PROBLEM REQUIREMENTS — Write every line of the material out exactly as shown.

DATA IN THIS EXERCISE —
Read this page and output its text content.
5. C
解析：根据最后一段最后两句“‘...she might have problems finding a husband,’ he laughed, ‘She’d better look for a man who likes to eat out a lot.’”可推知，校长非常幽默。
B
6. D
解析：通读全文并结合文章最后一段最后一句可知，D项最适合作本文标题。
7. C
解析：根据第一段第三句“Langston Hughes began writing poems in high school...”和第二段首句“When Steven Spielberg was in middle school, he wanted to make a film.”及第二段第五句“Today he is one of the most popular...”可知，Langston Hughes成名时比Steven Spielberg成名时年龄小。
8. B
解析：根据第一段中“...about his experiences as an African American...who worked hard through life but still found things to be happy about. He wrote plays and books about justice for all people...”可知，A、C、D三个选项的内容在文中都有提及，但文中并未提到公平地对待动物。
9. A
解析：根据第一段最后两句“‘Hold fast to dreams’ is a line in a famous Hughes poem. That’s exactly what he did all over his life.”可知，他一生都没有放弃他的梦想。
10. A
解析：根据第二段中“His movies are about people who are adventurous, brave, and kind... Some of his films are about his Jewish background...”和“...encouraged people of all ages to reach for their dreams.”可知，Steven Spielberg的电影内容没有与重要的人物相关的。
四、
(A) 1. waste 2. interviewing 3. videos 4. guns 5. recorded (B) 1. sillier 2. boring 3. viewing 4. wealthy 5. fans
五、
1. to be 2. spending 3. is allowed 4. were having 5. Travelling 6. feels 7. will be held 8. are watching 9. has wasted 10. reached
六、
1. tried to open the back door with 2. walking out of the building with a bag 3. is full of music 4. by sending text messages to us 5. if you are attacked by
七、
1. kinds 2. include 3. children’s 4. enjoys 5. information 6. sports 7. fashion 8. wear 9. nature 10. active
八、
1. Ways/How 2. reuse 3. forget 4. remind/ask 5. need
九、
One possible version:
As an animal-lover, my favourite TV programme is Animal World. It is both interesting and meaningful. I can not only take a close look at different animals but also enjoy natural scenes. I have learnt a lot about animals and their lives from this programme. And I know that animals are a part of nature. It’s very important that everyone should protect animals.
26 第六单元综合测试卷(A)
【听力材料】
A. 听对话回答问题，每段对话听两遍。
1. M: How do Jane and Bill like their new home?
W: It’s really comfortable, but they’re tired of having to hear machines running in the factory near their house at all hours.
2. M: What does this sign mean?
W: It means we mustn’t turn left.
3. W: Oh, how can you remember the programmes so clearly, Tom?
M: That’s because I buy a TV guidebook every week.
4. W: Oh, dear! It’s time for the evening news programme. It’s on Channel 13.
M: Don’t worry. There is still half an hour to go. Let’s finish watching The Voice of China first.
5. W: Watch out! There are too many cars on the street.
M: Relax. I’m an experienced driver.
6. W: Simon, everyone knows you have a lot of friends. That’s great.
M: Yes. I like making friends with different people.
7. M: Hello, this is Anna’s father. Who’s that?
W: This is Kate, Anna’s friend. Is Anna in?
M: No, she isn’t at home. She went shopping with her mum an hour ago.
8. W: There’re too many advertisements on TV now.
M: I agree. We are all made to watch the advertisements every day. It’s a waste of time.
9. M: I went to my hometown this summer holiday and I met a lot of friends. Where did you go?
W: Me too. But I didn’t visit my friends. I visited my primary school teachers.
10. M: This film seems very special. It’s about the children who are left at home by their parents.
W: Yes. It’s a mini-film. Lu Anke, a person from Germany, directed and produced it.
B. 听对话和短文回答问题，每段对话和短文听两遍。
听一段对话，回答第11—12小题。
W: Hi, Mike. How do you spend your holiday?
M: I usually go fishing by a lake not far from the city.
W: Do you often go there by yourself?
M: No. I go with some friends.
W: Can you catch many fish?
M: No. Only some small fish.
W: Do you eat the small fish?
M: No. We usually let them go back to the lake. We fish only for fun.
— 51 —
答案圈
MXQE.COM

THE REPLY —
Read this page and output its text content.
5. C
解析：根据最后一段最后两句“‘...she might have problems finding a husband,’ he laughed, ‘She’d better look for a man who likes to eat out a lot.’”可推知，校长非常幽默。
B
6. D
解析：通读全文并结合文章最后一段最后一句可知，D项最适合作本文标题。
7. C
解析：根据第一段第三句“Langston Hughes began writing poems in high school...”和第二段首句“When Steven Spielberg was in middle school, he wanted to make a film.”及第二段第五句“Today he is one of the most popular...”可知，Langston Hughes成名时比Steven Spielberg成名时年龄小。
8. B
解析：根据第一段中“...about his experiences as an African American...who worked hard through life but still found things to be happy about. He wrote plays and books about justice for all people...”可知，A、C、D三个选项的内容在文中都有提及，但文中并未提到公平地对待动物。
9. A
解析：根据第一段最后两句“‘Hold fast to dreams’ is a line in a famous Hughes poem. That’s exactly what he did all over his life.”可知，他一生都没有放弃他的梦想。
10. A
解析：根据第二段中“His movies are about people who are adventurous, brave, and kind... Some of his films are about his Jewish background...”和“...encouraged people of all ages to reach for their dreams.”可知，Steven Spielberg的电影内容没有与重要的人物相关的。
四、
(A) 1. waste 2. interviewing 3. videos 4. guns 5. recorded (B) 1. sillier 2. boring 3. viewing 4. wealthy 5. fans
五、
1. to be 2. spending 3. is allowed 4. were having 5. Travelling 6. feels 7. will be held 8. are watching 9. has wasted 10. reached
六、
1. tried to open the back door with 2. walking out of the building with a bag 3. is full of music 4. by sending text messages to us 5. if you are attacked by
七、
1. kinds 2. include 3. children’s 4. enjoys 5. information 6. sports 7. fashion 8. wear 9. nature 10. active
八、
1. Ways/How 2. reuse 3. forget 4. remind/ask 5. need
九、
One possible version:
As an animal-lover, my favourite TV programme is Animal World. It is both interesting and meaningful. I can not only take a close look at different animals but also enjoy natural scenes. I have learnt a lot about animals and their lives from this programme. And I know that animals are a part of nature. It’s very important that everyone should protect animals.
26 第六单元综合测试卷(A)
【听力材料】
A. 听对话回答问题，每段对话听两遍。
1. M: How do Jane and Bill like their new home?
W: It’s really comfortable, but they’re tired of having to hear machines running in the factory near their house at all hours.
2. M: What does this sign mean?
W: It means we mustn’t turn left.
3. W: Oh, how can you remember the programmes so clearly, Tom?
M: That’s because I buy a TV guidebook every week.
4. W: Oh, dear! It’s time for the evening news programme. It’s on Channel 13.
M: Don’t worry. There is still half an hour to go. Let’s finish watching The Voice of China first.
5. W: Watch out! There are too many cars on the street.
M: Relax. I’m an experienced driver.
6. W: Simon, everyone knows you have a lot of friends. That’s great.
M: Yes. I like making friends with different people.
7. M: Hello, this is Anna’s father. Who’s that?
W: This is Kate, Anna’s friend. Is Anna in?
M: No, she isn’t at home. She went shopping with her mum an hour ago.
8. W: There’re too many advertisements on TV now.
M: I agree. We are all made to watch the advertisements every day. It’s a waste of time.
9. M: I went to my hometown this summer holiday and I met a lot of friends. Where did you go?
W: Me too. But I didn’t visit my friends. I visited my primary school teachers.
10. M: This film seems very special. It’s about the children who are left at home by their parents.
W: Yes. It’s a mini-film. Lu Anke, a person from Germany, directed and produced it.
B. 听对话和短文回答问题，每段对话和短文听两遍。
听一段对话，回答第11—12小题。
W: Hi, Mike. How do you spend your holiday?
M: I usually go fishing by a lake not far from the city.
W: Do you often go there by yourself?
M: No. I go with some friends.
W: Can you catch many fish?
M: No. Only some small fish.
W: Do you eat the small fish?
M: No. We usually let them go back to the lake. We fish only for fun.
— 51 —
答案圈
MXQE.COM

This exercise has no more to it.